● **Data to process**

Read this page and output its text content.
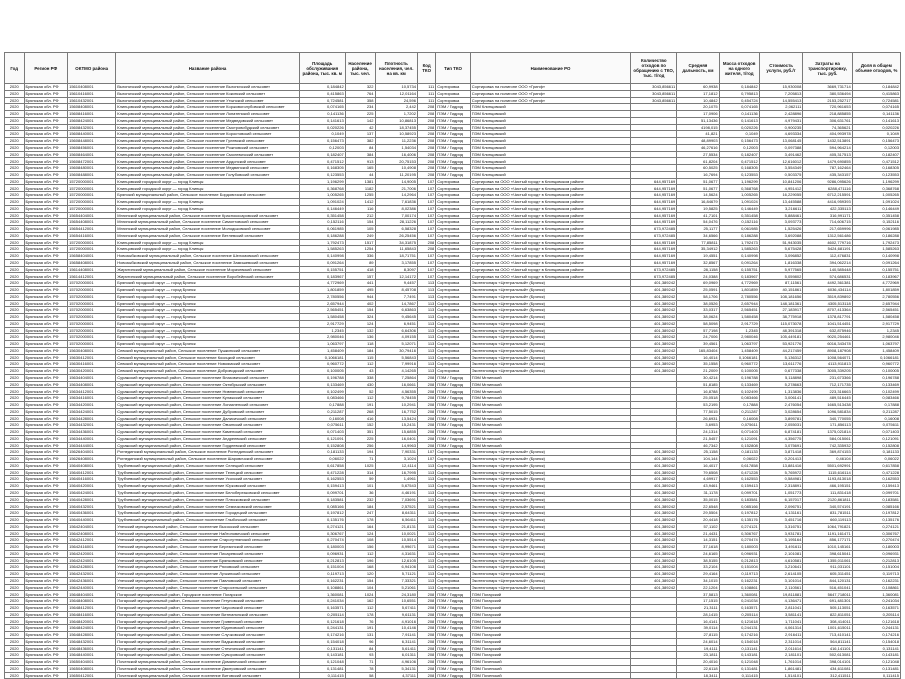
Год	Регион РФ	ОКТМО района	Название района	Площадь обслуживания района, тыс. кв. м	Население района, тыс. чел.	Плотность населения, чел. на кв. км	Код ТКО	Тип ТКО	Наименование РО	Количество отходов по обращению с ТКО, тыс. т/год	Средняя дальность, км	Масса отходов на одного жителя, т/год	Стоимость услуги, руб./т	Затраты на транспортировку, тыс. руб.	Доля в общем объеме отходов, %
2020	Брянская обл. РФ	15610408001	Выгоничский муниципальный район, Сельское поселение Выгоничский сельсовет	0,184842	322	10,5734	111	Сортировка	Сортировка на полигоне ООО «Гринф»	3043,856611	60,9938	0,184842	15,930008	3669,731714	0,184842
2020	Брянская обл. РФ	15610416001	Выгоничский муниципальный район, Сельское поселение Кокинский сельсовет	0,415863	764	12,01164	111	Сортировка	Сортировка на полигоне ООО «Гринф»	3043,856611	17,1812	0,795813	7,205813	380,536494	0,415863
2020	Брянская обл. РФ	15610432001	Выгоничский муниципальный район, Сельское поселение Утынский сельсовет	0,724581	358	24,596	111	Сортировка	Сортировка на полигоне ООО «Гринф»	3043,856611	10,4842	0,454724	14,555413	2153,252717	0,724581
2020	Брянская обл. РФ	15608408001	Клинцовский муниципальный район, Сельское поселение Коржовоголубовский сельсовет	0,074165	234	2,442	208	ПЭМ / Гидрид	ПЭМ Клинцовский		20,1075	0,074165	2,062111	720,961653	0,074165
2020	Брянская обл. РФ	15608416001	Клинцовский муниципальный район, Сельское поселение Лопатенский сельсовет	0,141136	225	1,7202	208	ПЭМ / Гидрид	ПЭМ Клинцовский		17,0906	0,141136	2,428896	218,885855	0,141136
2020	Брянская обл. РФ	15608424001	Клинцовский муниципальный район, Сельское поселение Медведовский сельсовет	0,141613	142	10,86813	208	ПЭМ / Гидрид	ПЭМ Клинцовский		51,13436	0,141613	4,979431	306,631761	0,141613
2020	Брянская обл. РФ	15608432001	Клинцовский муниципальный район, Сельское поселение Смотровобудский сельсовет	0,020226	42	18,37455	208	ПЭМ / Гидрид	ПЭМ Клинцовский		4198,015	0,020226	0,900235	74,365621	0,020226
2020	Брянская обл. РФ	15608440001	Клинцовский муниципальный район, Сельское поселение Коростовский сельсовет	0,1049	137	10,58923	208	ПЭМ / Гидрид	ПЭМ Клинцовский		41,821	0,1049	4,693334	404,993978	0,1049
2020	Брянская обл. РФ	15608448001	Клинцовский муниципальный район, Сельское поселение Гулевский сельсовет	0,156473	382	11,2236	208	ПЭМ / Гидрид	ПЭМ Клинцовский		48,89903	0,156473	13,068145	1432,513891	0,156473
2020	Брянская обл. РФ	15608456001	Клинцовский муниципальный район, Сельское поселение Рожновский сельсовет	0,12003	84	1,54034	208	ПЭМ / Гидрид	ПЭМ Клинцовский		46,27616	0,12003	0,097388	594,964214	0,12003
2020	Брянская обл. РФ	15608464001	Клинцовский муниципальный район, Сельское поселение Смолевичский сельсовет	0,182407	384	16,4006	208	ПЭМ / Гидрид	ПЭМ Клинцовский		27,5534	0,182407	3,491462	405,317513	0,182407
2020	Брянская обл. РФ	15608472001	Клинцовский муниципальный район, Сельское поселение Ардонский сельсовет	0,471512	913	20,75153	208	ПЭМ / Гидрид	ПЭМ Клинцовский		61,8204	0,471512	12,616012	1479,690855	0,471512
2020	Брянская обл. РФ	15608480001	Клинцовский муниципальный район, Сельское поселение Медвинский сельсовет	0,168305	165	10,4908	208	ПЭМ / Гидрид	ПЭМ Клинцовский		60,5025	0,168305	3,554349	787,162464	0,168305
2020	Брянская обл. РФ	15608488001	Клинцовский муниципальный район, Сельское поселение Голубовский сельсовет	0,123553	44	11,20195	208	ПЭМ / Гидрид	ПЭМ Клинцовский		16,7694	0,123553	0,503375	435,343157	0,123553
2020	Брянская обл. РФ	15720000001	Клинцовский городской округ — город Клинцы	1,196299	1381	14,9005	107	Сортировка	Сортировка на ООО «Чистый город» в Клинцовском районе	644,957169	51,0677	1,196299	10,841206	9286,095626	1,196299
2020	Брянская обл. РФ	15720000001	Клинцовский городской округ — город Клинцы	0,368768	1182	21,7006	107	Сортировка	Сортировка на ООО «Чистый город» в Клинцовском районе	644,957169	51,0677	0,368768	4,951412	6288,471116	0,368768
2020	Брянская обл. РФ	15720000001	Брянский муниципальный район, Сельское поселение Бордовичский сельсовет	1,005265	1255	14,2964	107	Сортировка	Сортировка на ООО «Чистый город» в Клинцовском районе	644,957169	14,5624	1,005265	16,229055	6712,215591	1,005265
2020	Брянская обл. РФ	15720000001	Клинцовский городской округ — город Клинцы	1,091024	1412	7,61836	107	Сортировка	Сортировка на ООО «Чистый город» в Клинцовском районе	644,957169	16,84679	1,091024	13,445588	4416,959393	1,091024
2020	Брянская обл. РФ	15720000001	Клинцовский городской округ — город Клинцы	0,146449	116	8,02386	107	Сортировка	Сортировка на ООО «Чистый город» в Клинцовском районе	644,957169	19,5825	0,146449	3,216611	422,335113	0,146449
2020	Брянская обл. РФ	15654404001	Мглинский муниципальный район, Сельское поселение Краснокосаровский сельсовет	0,351458	212	7,00174	107	Сортировка	Сортировка на ООО «Чистый город» в Клинцовском районе	644,957169	41,7101	0,351458	5,888461	316,991171	0,351458
2020	Брянская обл. РФ	15654408001	Мглинский муниципальный район, Сельское поселение Симонтовский сельсовет	0,152116	154	28,11226	107	Сортировка	Сортировка на ООО «Чистый город» в Клинцовском районе	644,957169	54,0476	0,152116	3,093773	714,606715	0,152116
2020	Брянская обл. РФ	15654412001	Мглинский муниципальный район, Сельское поселение Молодьковский сельсовет	0,061985	105	6,58328	107	Сортировка	Сортировка на ООО «Чистый город» в Клинцовском районе	673,972485	25,1177	0,061985	1,525426	217,659996	0,061985
2020	Брянская обл. РФ	15654416001	Мглинский муниципальный район, Сельское поселение Ветлевский сельсовет	0,186288	249	26,25456	107	Сортировка	Сортировка на ООО «Чистый город» в Клинцовском районе	673,972485	34,6566	0,186288	3,692088	1312,561486	0,186288
2020	Брянская обл. РФ	15720000001	Клинцовский городской округ — город Клинцы	1,792473	1517	34,31875	208	Сортировка	Сортировка на ООО «Чистый город» в Клинцовском районе	644,957169	77,85811	1,792473	51,943035	4602,779716	1,792473
2020	Брянская обл. РФ	15720000001	Клинцовский городской округ — город Клинцы	1,585263	1254	11,65843	208	Сортировка	Сортировка на ООО «Чистый город» в Клинцовском районе	644,957169	35,34912	1,585263	5,675428	5424,681191	1,585263
2020	Брянская обл. РФ	15658404001	Новозыбковский муниципальный район, Сельское поселение Шеломовский сельсовет	0,140998	336	18,71751	107	Сортировка	Сортировка на ООО «Чистый город» в Клинцовском районе	644,957169	19,4551	0,140998	3,096852	112,476831	0,140998
2020	Брянская обл. РФ	15658408001	Новозыбковский муниципальный район, Сельское поселение Замишевский сельсовет	0,091264	89	3,17855	107	Сортировка	Сортировка на ООО «Чистый город» в Клинцовском районе	644,957169	32,8567	0,091264	1,816338	394,062214	0,091264
2020	Брянская обл. РФ	15614408001	Жирятинский муниципальный район, Сельское поселение Морачевский сельсовет	0,155751	418	8,3097	107	Сортировка	Сортировка на ООО «Чистый город» в Клинцовском районе	673,972485	28,1158	0,155751	5,977565	140,585448	0,155751
2020	Брянская обл. РФ	15614412001	Жирятинский муниципальный район, Сельское поселение Воробейнский сельсовет	0,183967	157	12,14172	107	Сортировка	Сортировка на ООО «Чистый город» в Клинцовском районе	673,972485	24,0388	0,183967	5,059802	574,686531	0,183967
2020	Брянская обл. РФ	15702000001	Брянский городской округ — город Брянск	4,772969	441	9,4457	113	Сортировка	Экотехнопарк «Центральный» (Брянск)	401,389242	69,0969	4,772969	87,11561	4492,361381	4,772969
2020	Брянская обл. РФ	15702000001	Брянский городской округ — город Брянск	1,801859	495	8,45708	113	Сортировка	Экотехнопарк «Центральный» (Брянск)	401,389242	25,0591	1,801859	40,151861	6036,434114	1,801859
2020	Брянская обл. РФ	15702000001	Брянский городской округ — город Брянск	2,780556	944	7,7491	113	Сортировка	Экотехнопарк «Центральный» (Брянск)	401,389242	58,1706	2,780556	108,181656	3519,839892	2,780556
2020	Брянская обл. РФ	15702000001	Брянский городской округ — город Брянск	2,657944	402	14,7867	113	Сортировка	Экотехнопарк «Центральный» (Брянск)	401,389242	38,0526	2,657944	148,181361	4305,513118	2,657944
2020	Брянская обл. РФ	15702000001	Брянский городской округ — город Брянск	2,565451	154	6,63863	113	Сортировка	Экотехнопарк «Центральный» (Брянск)	401,389242	33,0317	2,565451	27,183917	8707,413364	2,565451
2020	Брянская обл. РФ	15702000001	Брянский городской округ — город Брянск	1,580458	324	9,45645	113	Сортировка	Экотехнопарк «Центральный» (Брянск)	401,389242	38,0624	1,580458	38,775918	1378,817791	1,580458
2020	Брянская обл. РФ	15702000001	Брянский городской округ — город Брянск	2,917729	124	6,9451	113	Сортировка	Экотехнопарк «Центральный» (Брянск)	401,389242	58,5098	2,917729	115,073078	1041,514451	2,917729
2020	Брянская обл. РФ	15702000001	Брянский городской округ — город Брянск	1,2345	132	6,64306	113	Сортировка	Экотехнопарк «Центральный» (Брянск)	401,389242	57,7198	1,2345	48,391318	632,875946	1,2345
2020	Брянская обл. РФ	15702000001	Брянский городской округ — город Брянск	2,980046	136	4,09155	113	Сортировка	Экотехнопарк «Центральный» (Брянск)	401,389242	24,7006	2,980046	105,449181	9020,254461	2,980046
2020	Брянская обл. РФ	15702000001	Брянский городской округ — город Брянск	1,063797	118	5,12071	113	Сортировка	Экотехнопарк «Центральный» (Брянск)	401,389242	39,4561	1,063797	53,921776	6016,343478	1,063797
2020	Брянская обл. РФ	15630408001	Севский муниципальный район, Сельское поселение Пушкинский сельсовет	1,458409	184	30,79416	113	Сортировка	Экотехнопарк «Центральный» (Брянск)	401,389242	165,83404	1,458409	44,217459	8908,187908	1,458409
2020	Брянская обл. РФ	15630412001	Севский муниципальный район, Сельское поселение Косицкий сельсовет	0,1066181	115	5,56843	113	Сортировка	Экотехнопарк «Центральный» (Брянск)	401,389242	16,4014	0,1066181	5,136312	1008,564071	0,1066181
2020	Брянская обл. РФ	15630416001	Севский муниципальный район, Сельское поселение Новоямский сельсовет	0,960772	112	7,99916	113	Сортировка	Экотехнопарк «Центральный» (Брянск)	401,389242	35,1558	0,960772	13,611776	4113,911813	0,960772
2020	Брянская обл. РФ	15630420001	Севский муниципальный район, Сельское поселение Доброводский сельсовет	0,100005	43	4,14265	113	Сортировка	Экотехнопарк «Центральный» (Брянск)	401,389242	21,2009	0,100005	0,677338	3005,339205	0,100005
2020	Брянская обл. РФ	15634404001	Суражский муниципальный район, Сельское поселение Влазовичский сельсовет	0,196788	338	7,25864	208	ПЭМ / Гидрид	ПЭМ Мглинский		30,4214	0,196788	5,118898	231,673366	0,196788
2020	Брянская обл. РФ	15634408001	Суражский муниципальный район, Сельское поселение Октябрьский сельсовет	0,133469	430	16,0661	208	ПЭМ / Гидрид	ПЭМ Мглинский		51,8185	0,133469	5,278663	712,171735	0,133469
2020	Брянская обл. РФ	15634412001	Суражский муниципальный район, Сельское поселение Нивнянский сельсовет	0,102499	52	4,56355	208	ПЭМ / Гидрид	ПЭМ Мглинский		16,8788	0,102499	1,313836	223,316663	0,102499
2020	Брянская обл. РФ	15634416001	Суражский муниципальный район, Сельское поселение Кулажский сельсовет	0,083466	112	9,78455	208	ПЭМ / Гидрид	ПЭМ Мглинский		25,0518	0,083466	3,006141	489,516445	0,083466
2020	Брянская обл. РФ	15634420001	Суражский муниципальный район, Сельское поселение Лопазненский сельсовет	0,17888	191	10,2941	208	ПЭМ / Гидрид	ПЭМ Мглинский		53,2195	0,17888	2,476054	1665,513438	0,17888
2020	Брянская обл. РФ	15634424001	Суражский муниципальный район, Сельское поселение Дубровский сельсовет	0,211287	268	16,7752	208	ПЭМ / Гидрид	ПЭМ Мглинский		77,5015	0,211287	3,028654	1096,581834	0,211287
2020	Брянская обл. РФ	15634428001	Суражский муниципальный район, Сельское поселение Далисичский сельсовет	0,16008	416	13,5424	208	ПЭМ / Гидрид	ПЭМ Мглинский		26,6931	0,16008	3,895781	340,770055	0,16008
2020	Брянская обл. РФ	15634432001	Суражский муниципальный район, Сельское поселение Овчинский сельсовет	0,075611	152	15,2431	208	ПЭМ / Гидрид	ПЭМ Мглинский		3,6953	0,075611	2,055031	171,856113	0,075611
2020	Брянская обл. РФ	15634436001	Суражский муниципальный район, Сельское поселение Каменский сельсовет	0,071403	351	15,6855	208	ПЭМ / Гидрид	ПЭМ Мглинский		24,1314	0,071403	6,874181	1375,021814	0,071403
2020	Брянская обл. РФ	15634440001	Суражский муниципальный район, Сельское поселение Андреевский сельсовет	0,121091	225	16,0401	208	ПЭМ / Гидрид	ПЭМ Мглинский		21,5457	0,121091	4,356775	584,015061	0,121091
2020	Брянская обл. РФ	15634444001	Суражский муниципальный район, Сельское поселение Гордеевский сельсовет	0,152808	256	14,9963	208	ПЭМ / Гидрид	ПЭМ Мглинский		46,7342	0,152808	3,075691	742,335932	0,152808
2020	Брянская обл. РФ	15626404001	Рогнединский муниципальный район, Сельское поселение Рогнединский сельсовет	0,181133	194	7,90331	107	Сортировка	Экотехнопарк «Центральный» (Брянск)	401,389242	25,1158	0,181133	3,871418	369,874153	0,181133
2020	Брянская обл. РФ	15626408001	Рогнединский муниципальный район, Сельское поселение Шаровичский сельсовет	0,06022	71	3,1024	107	Сортировка	Экотехнопарк «Центральный» (Брянск)	401,389242	104,144	0,06022	0,201413	0,46104	0,06022
2020	Брянская обл. РФ	15640408001	Трубчевский муниципальный район, Сельское поселение Селецкий сельсовет	0,617858	1025	12,4114	113	Сортировка	Экотехнопарк «Центральный» (Брянск)	401,389242	16,4017	0,617858	13,881416	5501,692991	0,617858
2020	Брянская обл. РФ	15640412001	Трубчевский муниципальный район, Сельское поселение Телецкий сельсовет	0,471228	314	16,7995	113	Сортировка	Экотехнопарк «Центральный» (Брянск)	401,389242	79,6508	0,471228	5,765972	1115,616114	0,471228
2020	Брянская обл. РФ	15640416001	Трубчевский муниципальный район, Сельское поселение Усохский сельсовет	0,162553	59	1,4961	113	Сортировка	Экотехнопарк «Центральный» (Брянск)	401,389242	4,69917	0,162553	0,584981	1193,813018	0,162553
2020	Брянская обл. РФ	15640420001	Трубчевский муниципальный район, Сельское поселение Юрковский сельсовет	0,159413	101	5,67543	113	Сортировка	Экотехнопарк «Центральный» (Брянск)	401,389242	43,9461	0,159413	2,318891	466,195151	0,159413
2020	Брянская обл. РФ	15640424001	Трубчевский муниципальный район, Сельское поселение Белоберезковский сельсовет	0,099701	36	4,46191	113	Сортировка	Экотехнопарк «Центральный» (Брянск)	401,389242	31,1178	0,099701	1,051773	111,831418	0,099701
2020	Брянская обл. РФ	15640428001	Трубчевский муниципальный район, Сельское поселение Плюсковский сельсовет	0,183581	232	7,03691	113	Сортировка	Экотехнопарк «Центральный» (Брянск)	401,389242	35,0015	0,183581	6,157017	2120,861811	0,183581
2020	Брянская обл. РФ	15640432001	Трубчевский муниципальный район, Сельское поселение Семячковский сельсовет	0,085166	184	2,57521	113	Сортировка	Экотехнопарк «Центральный» (Брянск)	401,389242	22,6548	0,085166	2,096751	340,574191	0,085166
2020	Брянская обл. РФ	15640436001	Трубчевский муниципальный район, Сельское поселение Городецкий сельсовет	0,197812	247	8,64311	113	Сортировка	Экотехнопарк «Центральный» (Брянск)	401,389242	29,5504	0,197812	4,131161	831,781511	0,197812
2020	Брянская обл. РФ	15640440001	Трубчевский муниципальный район, Сельское поселение Глыбочский сельсовет	0,135176	178	6,56411	113	Сортировка	Экотехнопарк «Центральный» (Брянск)	401,389242	20,4418	0,135176	3,451716	660,119113	0,135176
2020	Брянская обл. РФ	15642404001	Унечский муниципальный район, Сельское поселение Высокский сельсовет	0,274121	164	21,8131	113	Сортировка	Экотехнопарк «Центральный» (Брянск)	401,389242	57,1102	0,274121	3,316751	1064,791821	0,274121
2020	Брянская обл. РФ	15642408001	Унечский муниципальный район, Сельское поселение Найтоповичский сельсовет	0,306767	124	10,0021	113	Сортировка	Экотехнопарк «Центральный» (Брянск)	401,389242	21,4431	0,306767	3,931781	1191,161471	0,306767
2020	Брянская обл. РФ	15642412001	Унечский муниципальный район, Сельское поселение Старогутнянский сельсовет	0,270474	108	10,5514	113	Сортировка	Экотехнопарк «Центральный» (Брянск)	401,389242	14,3151	0,270474	3,195164	856,177171	0,270474
2020	Брянская обл. РФ	15642416001	Унечский муниципальный район, Сельское поселение Березинский сельсовет	0,180003	156	8,99671	113	Сортировка	Экотехнопарк «Центральный» (Брянск)	401,389242	37,1618	0,180003	3,491611	1010,145161	0,180003
2020	Брянская обл. РФ	15642420001	Унечский муниципальный район, Сельское поселение Писаревский сельсовет	0,096931	112	4,31631	113	Сортировка	Экотехнопарк «Центральный» (Брянск)	401,389242	24,6165	0,096931	2,101081	398,615041	0,096931
2020	Брянская обл. РФ	15642424001	Унечский муниципальный район, Сельское поселение Брянковский сельсовет	0,212813	196	12,6105	113	Сортировка	Экотехнопарк «Центральный» (Брянск)	401,389242	38,5155	0,212813	4,610581	1355,011061	0,212813
2020	Брянская обл. РФ	15642428001	Унечский муниципальный район, Сельское поселение Рюховский сельсовет	0,151004	168	6,94106	113	Сортировка	Экотехнопарк «Центральный» (Брянск)	401,389242	33,2104	0,151004	3,210641	911,031101	0,151004
2020	Брянская обл. РФ	15642432001	Унечский муниципальный район, Сельское поселение Лучкинский сельсовет	0,119713	120	5,71121	113	Сортировка	Экотехнопарк «Центральный» (Брянск)	401,389242	29,4164	0,119713	2,614105	605,311451	0,119713
2020	Брянская обл. РФ	15642436001	Унечский муниципальный район, Сельское поселение Павловский сельсовет	0,162231	154	7,33321	113	Сортировка	Экотехнопарк «Центральный» (Брянск)	401,389242	34,1015	0,162231	3,101014	844,120131	0,162231
2020	Брянская обл. РФ	15642440001	Унечский муниципальный район, Сельское поселение Старосельский сельсовет	0,108861	104	5,21061	113	Сортировка	Экотехнопарк «Центральный» (Брянск)	401,389242	22,1204	0,108861	2,110561	516,451041	0,108861
2020	Брянская обл. РФ	15648404001	Погарский муниципальный район, Городское поселение Погарское	1,360081	1024	24,3180	208	ПЭМ / Гидрид	ПЭМ Погарский		37,5813	1,360081	19,811881	5647,718011	1,360081
2020	Брянская обл. РФ	15648408001	Погарский муниципальный район, Сельское поселение Гетуновский сельсовет	0,241034	162	10,6551	208	ПЭМ / Гидрид	ПЭМ Погарский		17,1515	0,241034	4,136471	691,481301	0,241034
2020	Брянская обл. РФ	15648412001	Погарский муниципальный район, Сельское поселение Чаусовский сельсовет	0,163571	112	5,67411	208	ПЭМ / Гидрид	ПЭМ Погарский		21,3111	0,163571	2,811041	505,113051	0,163571
2020	Брянская обл. РФ	15648416001	Погарский муниципальный район, Сельское поселение Витемлянский сельсовет	0,205114	178	9,61131	208	ПЭМ / Гидрид	ПЭМ Погарский		28,1415	0,205114	3,581141	822,811051	0,205114
2020	Брянская обл. РФ	15648420001	Погарский муниципальный район, Сельское поселение Гривенский сельсовет	0,121618	76	4,91016	208	ПЭМ / Гидрид	ПЭМ Погарский		16,4141	0,121618	1,711041	308,414011	0,121618
2020	Брянская обл. РФ	15648424001	Погарский муниципальный район, Сельское поселение Юдиновский сельсовет	0,244131	191	10,4146	208	ПЭМ / Гидрид	ПЭМ Погарский		39,0114	0,244131	4,061314	1001,615011	0,244131
2020	Брянская обл. РФ	15648428001	Погарский муниципальный район, Сельское поселение Случковский сельсовет	0,174216	131	7,91141	208	ПЭМ / Гидрид	ПЭМ Погарский		27,8115	0,174216	2,916411	713,410141	0,174216
2020	Брянская обл. РФ	15648432001	Погарский муниципальный район, Сельское поселение Вадьковский сельсовет	0,154018	96	6,31141	208	ПЭМ / Гидрид	ПЭМ Погарский		24,6014	0,154018	2,311014	564,811141	0,154018
2020	Брянская обл. РФ	15648436001	Погарский муниципальный район, Сельское поселение Стечнянский сельсовет	0,131141	84	5,61411	208	ПЭМ / Гидрид	ПЭМ Погарский		19,4111	0,131141	2,011614	416,141101	0,131141
2020	Брянская обл. РФ	15648440001	Погарский муниципальный район, Сельское поселение Суворовский сельсовет	0,143181	93	6,01311	208	ПЭМ / Гидрид	ПЭМ Погарский		23,1811	0,143181	2,181101	502,613081	0,143181
2020	Брянская обл. РФ	15650404001	Почепский муниципальный район, Сельское поселение Доманичский сельсовет	0,121048	71	4,96106	208	ПЭМ / Гидрид	ПЭМ Почепский		20,4016	0,121048	1,761014	398,014101	0,121048
2020	Брянская обл. РФ	15650408001	Почепский муниципальный район, Сельское поселение Дмитровский сельсовет	0,131481	78	5,34131	208	ПЭМ / Гидрид	ПЭМ Почепский		22,6118	0,131481	1,861481	434,611081	0,131481
2020	Брянская обл. РФ	15650412001	Почепский муниципальный район, Сельское поселение Витовский сельсовет	0,111415	58	4,37111	208	ПЭМ / Гидрид	ПЭМ Почепский		18,3411	0,111415	1,514101	312,411511	0,111415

● **Required task**
Each line of the material that holds the string "Почепский" counts once; give the total alone.

● **Answer to this task**
3